> _Directions for this task_: Repeat the data word for word. Do not include the pictures.

---

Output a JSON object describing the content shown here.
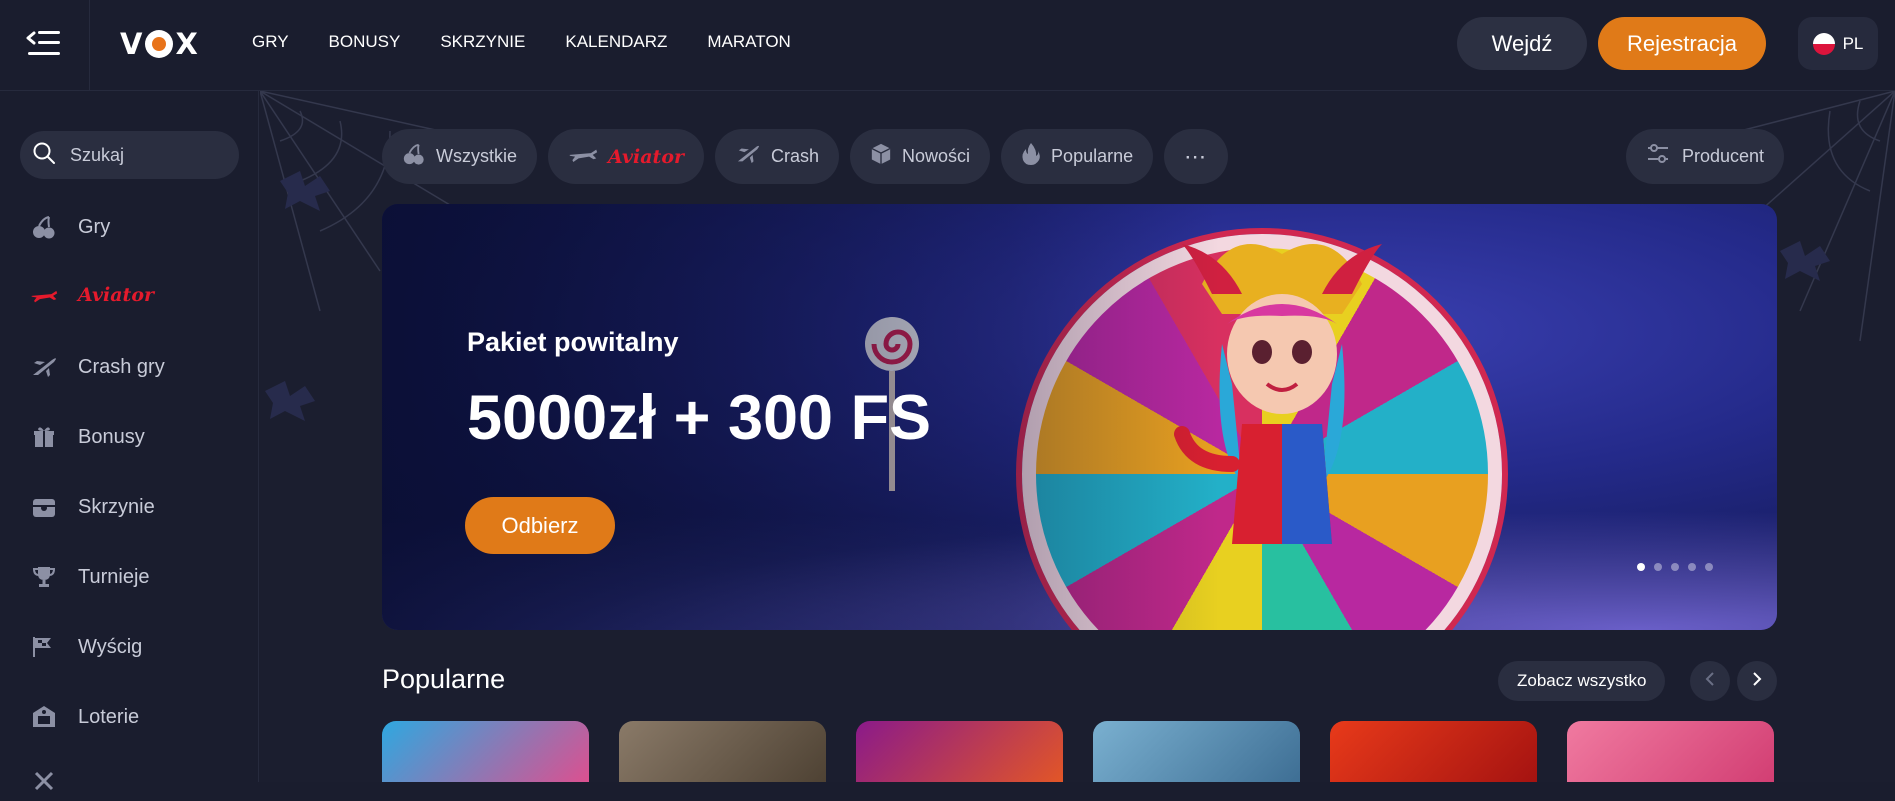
{
  "header": {
    "logo_text": "VOX",
    "nav": [
      "GRY",
      "BONUSY",
      "SKRZYNIE",
      "KALENDARZ",
      "MARATON"
    ],
    "login_label": "Wejdź",
    "register_label": "Rejestracja",
    "language": "PL"
  },
  "sidebar": {
    "search_placeholder": "Szukaj",
    "items": [
      {
        "label": "Gry",
        "icon": "cherries-icon"
      },
      {
        "label": "Aviator",
        "icon": "plane-icon"
      },
      {
        "label": "Crash gry",
        "icon": "jet-icon"
      },
      {
        "label": "Bonusy",
        "icon": "gift-icon"
      },
      {
        "label": "Skrzynie",
        "icon": "chest-icon"
      },
      {
        "label": "Turnieje",
        "icon": "trophy-icon"
      },
      {
        "label": "Wyścig",
        "icon": "flags-icon"
      },
      {
        "label": "Loterie",
        "icon": "lottery-icon"
      }
    ]
  },
  "categories": [
    {
      "label": "Wszystkie",
      "icon": "cherries-icon"
    },
    {
      "label": "Aviator",
      "icon": "plane-icon"
    },
    {
      "label": "Crash",
      "icon": "jet-icon"
    },
    {
      "label": "Nowości",
      "icon": "cube-icon"
    },
    {
      "label": "Popularne",
      "icon": "flame-icon"
    }
  ],
  "producer_label": "Producent",
  "banner": {
    "subtitle": "Pakiet powitalny",
    "title": "5000zł + 300 FS",
    "cta": "Odbierz",
    "slides": 5,
    "active_slide": 1
  },
  "popular": {
    "title": "Popularne",
    "see_all": "Zobacz wszystko",
    "thumb_colors": [
      "#2ea8e0",
      "#6a5a48",
      "#c0202a",
      "#5a8ab0",
      "#d02a1a",
      "#e85a8a"
    ]
  },
  "colors": {
    "accent": "#e07a18",
    "aviator_red": "#e51a2c",
    "bg": "#1a1d2e",
    "chip_bg": "#2a2e40"
  }
}
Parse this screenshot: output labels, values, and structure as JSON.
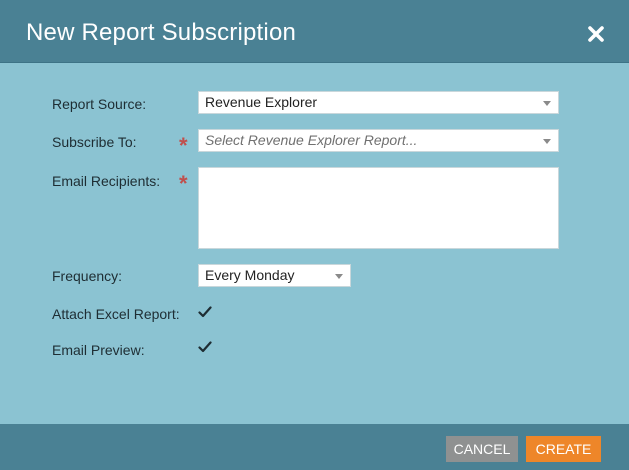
{
  "dialog": {
    "title": "New Report Subscription",
    "close_icon": "close-icon"
  },
  "form": {
    "report_source": {
      "label": "Report Source:",
      "value": "Revenue Explorer"
    },
    "subscribe_to": {
      "label": "Subscribe To:",
      "placeholder": "Select Revenue Explorer Report...",
      "required": "*"
    },
    "email_recipients": {
      "label": "Email Recipients:",
      "value": "",
      "required": "*"
    },
    "frequency": {
      "label": "Frequency:",
      "value": "Every Monday"
    },
    "attach_excel": {
      "label": "Attach Excel Report:",
      "checked": true
    },
    "email_preview": {
      "label": "Email Preview:",
      "checked": true
    }
  },
  "footer": {
    "cancel_label": "CANCEL",
    "create_label": "CREATE"
  },
  "colors": {
    "header": "#4a8194",
    "body": "#8bc3d2",
    "required": "#c0504d",
    "create_button": "#ee8629",
    "cancel_button": "#8f9191"
  }
}
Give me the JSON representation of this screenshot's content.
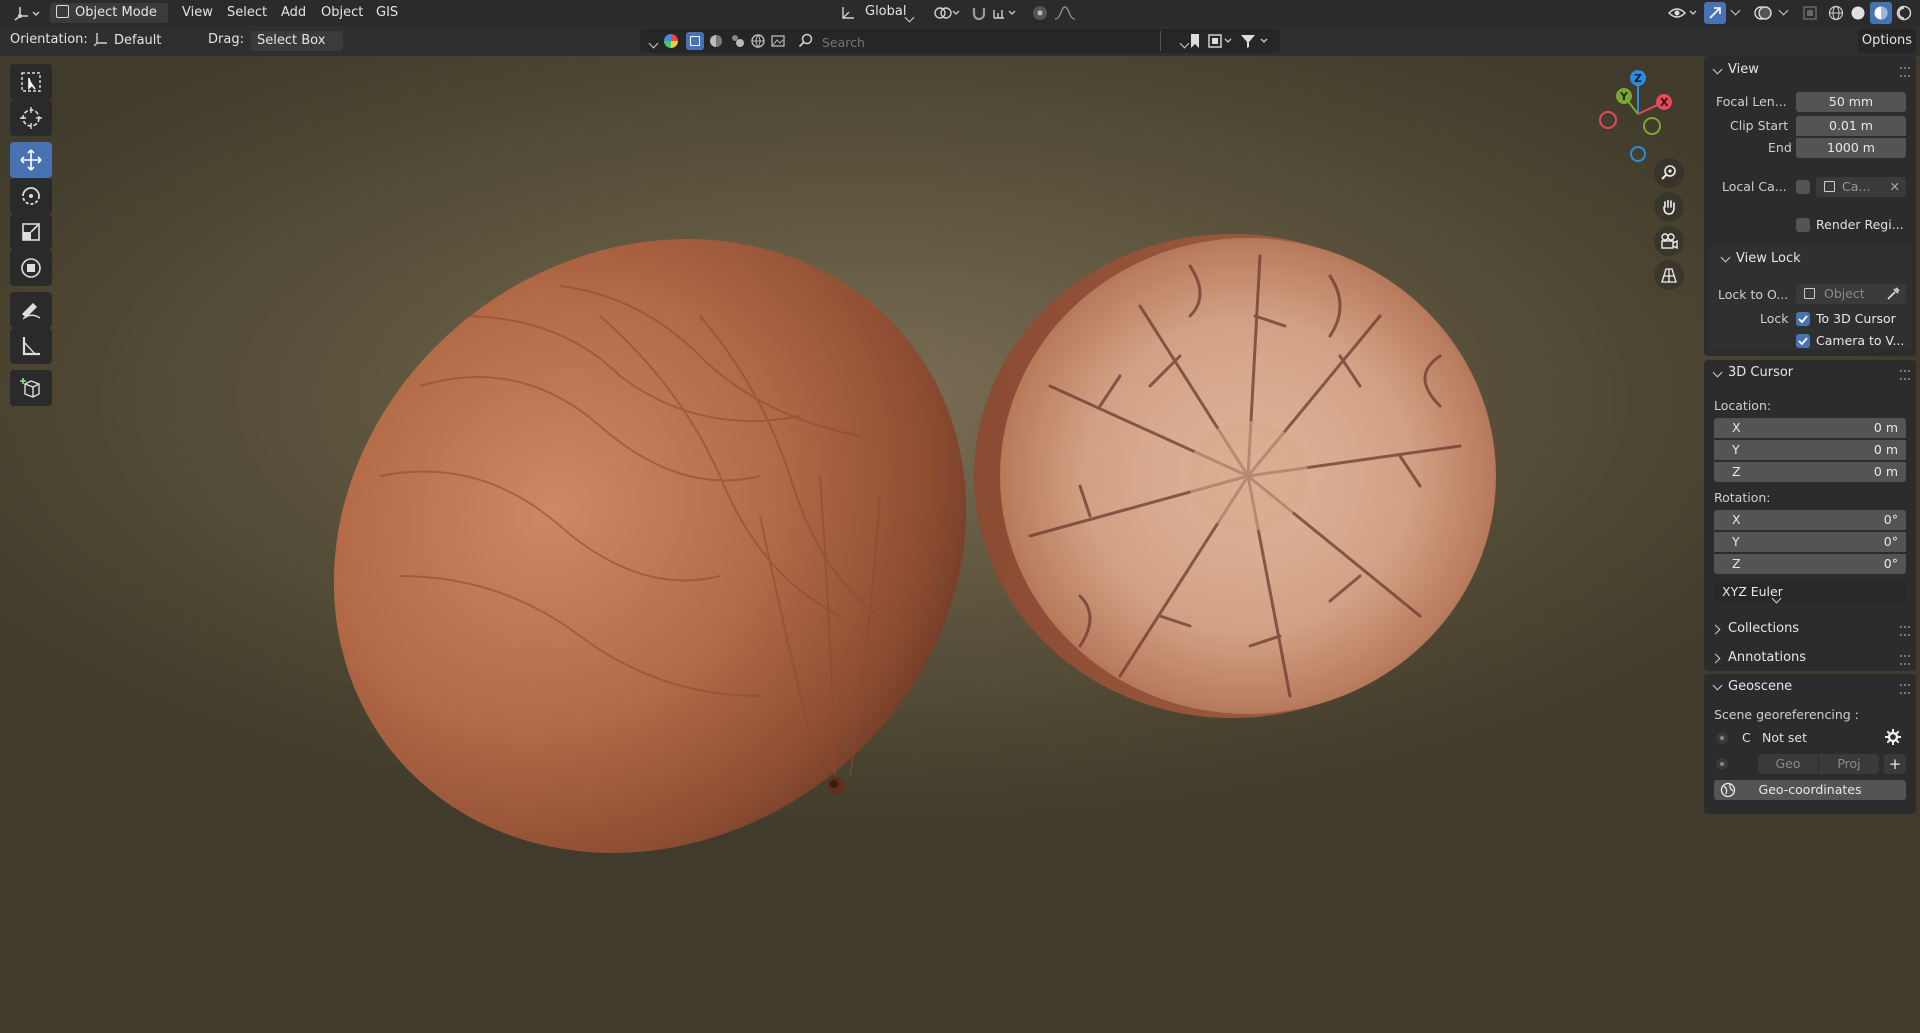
{
  "header": {
    "mode": "Object Mode",
    "menus": [
      "View",
      "Select",
      "Add",
      "Object",
      "GIS"
    ],
    "transform_orientation": "Global"
  },
  "tool_header": {
    "orientation_label": "Orientation:",
    "orientation_value": "Default",
    "drag_label": "Drag:",
    "drag_value": "Select Box",
    "search_placeholder": "Search",
    "options_label": "Options"
  },
  "gizmo": {
    "z": "Z",
    "y": "Y",
    "x": "X"
  },
  "colors": {
    "accent": "#4772b3",
    "axis_x": "#e54a59",
    "axis_y": "#7aa832",
    "axis_z": "#2b8cdf",
    "panel_bg": "#2c2c2c",
    "field_bg": "#545454"
  },
  "panel": {
    "view": {
      "title": "View",
      "focal_label": "Focal Len...",
      "focal_value": "50 mm",
      "clip_start_label": "Clip Start",
      "clip_start_value": "0.01 m",
      "clip_end_label": "End",
      "clip_end_value": "1000 m",
      "local_camera_label": "Local Ca...",
      "local_camera_value": "Ca...",
      "render_region_label": "Render Regi...",
      "view_lock": {
        "title": "View Lock",
        "lock_obj_label": "Lock to O...",
        "lock_obj_placeholder": "Object",
        "lock_label": "Lock",
        "to_cursor": "To 3D Cursor",
        "camera_to_view": "Camera to V..."
      }
    },
    "cursor": {
      "title": "3D Cursor",
      "location_label": "Location:",
      "loc": [
        {
          "axis": "X",
          "value": "0 m"
        },
        {
          "axis": "Y",
          "value": "0 m"
        },
        {
          "axis": "Z",
          "value": "0 m"
        }
      ],
      "rotation_label": "Rotation:",
      "rot": [
        {
          "axis": "X",
          "value": "0°"
        },
        {
          "axis": "Y",
          "value": "0°"
        },
        {
          "axis": "Z",
          "value": "0°"
        }
      ],
      "rotation_mode": "XYZ Euler"
    },
    "collections": {
      "title": "Collections"
    },
    "annotations": {
      "title": "Annotations"
    },
    "geoscene": {
      "title": "Geoscene",
      "georef_label": "Scene georeferencing :",
      "c_label": "C",
      "not_set": "Not set",
      "geo": "Geo",
      "proj": "Proj",
      "geo_coordinates": "Geo-coordinates"
    }
  }
}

---

> _Finished task_:
Output a JSON object describing the content shown here.
{
  "header": {
    "logo_text": "VOX",
    "nav": [
      "GRY",
      "BONUSY",
      "SKRZYNIE",
      "KALENDARZ",
      "MARATON"
    ],
    "login_label": "Wejdź",
    "register_label": "Rejestracja",
    "language": "PL"
  },
  "sidebar": {
    "search_placeholder": "Szukaj",
    "items": [
      {
        "label": "Gry",
        "icon": "cherries-icon"
      },
      {
        "label": "Aviator",
        "icon": "plane-icon"
      },
      {
        "label": "Crash gry",
        "icon": "jet-icon"
      },
      {
        "label": "Bonusy",
        "icon": "gift-icon"
      },
      {
        "label": "Skrzynie",
        "icon": "chest-icon"
      },
      {
        "label": "Turnieje",
        "icon": "trophy-icon"
      },
      {
        "label": "Wyścig",
        "icon": "flags-icon"
      },
      {
        "label": "Loterie",
        "icon": "lottery-icon"
      }
    ]
  },
  "categories": [
    {
      "label": "Wszystkie",
      "icon": "cherries-icon"
    },
    {
      "label": "Aviator",
      "icon": "plane-icon"
    },
    {
      "label": "Crash",
      "icon": "jet-icon"
    },
    {
      "label": "Nowości",
      "icon": "cube-icon"
    },
    {
      "label": "Popularne",
      "icon": "flame-icon"
    }
  ],
  "producer_label": "Producent",
  "banner": {
    "subtitle": "Pakiet powitalny",
    "title": "5000zł + 300 FS",
    "cta": "Odbierz",
    "slides": 5,
    "active_slide": 1
  },
  "popular": {
    "title": "Popularne",
    "see_all": "Zobacz wszystko",
    "thumb_colors": [
      "#2ea8e0",
      "#6a5a48",
      "#c0202a",
      "#5a8ab0",
      "#d02a1a",
      "#e85a8a"
    ]
  },
  "colors": {
    "accent": "#e07a18",
    "aviator_red": "#e51a2c",
    "bg": "#1a1d2e",
    "chip_bg": "#2a2e40"
  }
}
Parse this screenshot: output labels, values, and structure as JSON.
{
  "dialog": {
    "title": "New Report Subscription",
    "close_icon": "close-icon"
  },
  "form": {
    "report_source": {
      "label": "Report Source:",
      "value": "Revenue Explorer"
    },
    "subscribe_to": {
      "label": "Subscribe To:",
      "placeholder": "Select Revenue Explorer Report...",
      "required": "*"
    },
    "email_recipients": {
      "label": "Email Recipients:",
      "value": "",
      "required": "*"
    },
    "frequency": {
      "label": "Frequency:",
      "value": "Every Monday"
    },
    "attach_excel": {
      "label": "Attach Excel Report:",
      "checked": true
    },
    "email_preview": {
      "label": "Email Preview:",
      "checked": true
    }
  },
  "footer": {
    "cancel_label": "CANCEL",
    "create_label": "CREATE"
  },
  "colors": {
    "header": "#4a8194",
    "body": "#8bc3d2",
    "required": "#c0504d",
    "create_button": "#ee8629",
    "cancel_button": "#8f9191"
  }
}
Give me the JSON representation of this screenshot's content.
{
  "header": {
    "mode": "Object Mode",
    "menus": [
      "View",
      "Select",
      "Add",
      "Object",
      "GIS"
    ],
    "transform_orientation": "Global"
  },
  "tool_header": {
    "orientation_label": "Orientation:",
    "orientation_value": "Default",
    "drag_label": "Drag:",
    "drag_value": "Select Box",
    "search_placeholder": "Search",
    "options_label": "Options"
  },
  "gizmo": {
    "z": "Z",
    "y": "Y",
    "x": "X"
  },
  "colors": {
    "accent": "#4772b3",
    "axis_x": "#e54a59",
    "axis_y": "#7aa832",
    "axis_z": "#2b8cdf",
    "panel_bg": "#2c2c2c",
    "field_bg": "#545454"
  },
  "panel": {
    "view": {
      "title": "View",
      "focal_label": "Focal Len...",
      "focal_value": "50 mm",
      "clip_start_label": "Clip Start",
      "clip_start_value": "0.01 m",
      "clip_end_label": "End",
      "clip_end_value": "1000 m",
      "local_camera_label": "Local Ca...",
      "local_camera_value": "Ca...",
      "render_region_label": "Render Regi...",
      "view_lock": {
        "title": "View Lock",
        "lock_obj_label": "Lock to O...",
        "lock_obj_placeholder": "Object",
        "lock_label": "Lock",
        "to_cursor": "To 3D Cursor",
        "camera_to_view": "Camera to V..."
      }
    },
    "cursor": {
      "title": "3D Cursor",
      "location_label": "Location:",
      "loc": [
        {
          "axis": "X",
          "value": "0 m"
        },
        {
          "axis": "Y",
          "value": "0 m"
        },
        {
          "axis": "Z",
          "value": "0 m"
        }
      ],
      "rotation_label": "Rotation:",
      "rot": [
        {
          "axis": "X",
          "value": "0°"
        },
        {
          "axis": "Y",
          "value": "0°"
        },
        {
          "axis": "Z",
          "value": "0°"
        }
      ],
      "rotation_mode": "XYZ Euler"
    },
    "collections": {
      "title": "Collections"
    },
    "annotations": {
      "title": "Annotations"
    },
    "geoscene": {
      "title": "Geoscene",
      "georef_label": "Scene georeferencing :",
      "c_label": "C",
      "not_set": "Not set",
      "geo": "Geo",
      "proj": "Proj",
      "geo_coordinates": "Geo-coordinates"
    }
  }
}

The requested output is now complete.